[Extracted data entries]
* Begin *
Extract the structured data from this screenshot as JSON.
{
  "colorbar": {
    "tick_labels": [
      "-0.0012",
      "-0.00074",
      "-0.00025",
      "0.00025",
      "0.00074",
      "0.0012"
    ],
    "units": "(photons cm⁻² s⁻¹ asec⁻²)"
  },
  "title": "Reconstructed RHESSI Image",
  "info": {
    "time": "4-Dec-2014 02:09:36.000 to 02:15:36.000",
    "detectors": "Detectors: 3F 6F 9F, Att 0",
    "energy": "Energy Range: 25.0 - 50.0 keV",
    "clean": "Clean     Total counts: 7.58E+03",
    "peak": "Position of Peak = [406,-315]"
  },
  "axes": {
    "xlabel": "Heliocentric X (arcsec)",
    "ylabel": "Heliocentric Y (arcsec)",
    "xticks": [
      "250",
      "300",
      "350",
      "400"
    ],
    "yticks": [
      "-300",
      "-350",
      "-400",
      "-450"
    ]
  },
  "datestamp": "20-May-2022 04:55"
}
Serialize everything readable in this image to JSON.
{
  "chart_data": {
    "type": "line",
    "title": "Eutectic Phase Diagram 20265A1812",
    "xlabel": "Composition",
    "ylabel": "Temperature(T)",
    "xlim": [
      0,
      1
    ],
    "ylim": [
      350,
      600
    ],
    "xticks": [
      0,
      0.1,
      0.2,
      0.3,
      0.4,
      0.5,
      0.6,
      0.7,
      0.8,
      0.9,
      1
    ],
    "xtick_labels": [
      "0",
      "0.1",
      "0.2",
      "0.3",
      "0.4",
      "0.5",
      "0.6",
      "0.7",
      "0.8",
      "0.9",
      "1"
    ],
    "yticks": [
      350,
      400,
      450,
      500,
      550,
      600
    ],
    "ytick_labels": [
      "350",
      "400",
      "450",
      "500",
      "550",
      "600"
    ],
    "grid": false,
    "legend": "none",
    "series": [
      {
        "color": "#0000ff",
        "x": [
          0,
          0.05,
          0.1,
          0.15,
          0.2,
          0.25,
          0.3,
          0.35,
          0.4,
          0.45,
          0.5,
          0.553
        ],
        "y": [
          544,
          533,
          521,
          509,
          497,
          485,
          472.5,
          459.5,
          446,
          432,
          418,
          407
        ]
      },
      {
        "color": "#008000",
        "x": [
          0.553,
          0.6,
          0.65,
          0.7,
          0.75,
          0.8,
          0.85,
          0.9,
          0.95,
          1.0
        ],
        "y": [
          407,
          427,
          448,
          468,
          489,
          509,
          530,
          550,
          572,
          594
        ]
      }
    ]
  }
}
* End *
* WHAT TO DO:
Spot every line that holds "Heliocentric" and copy it.

* SOLUTION TO THIS TASK:
    "xlabel": "Heliocentric X (arcsec)",
    "ylabel": "Heliocentric Y (arcsec)",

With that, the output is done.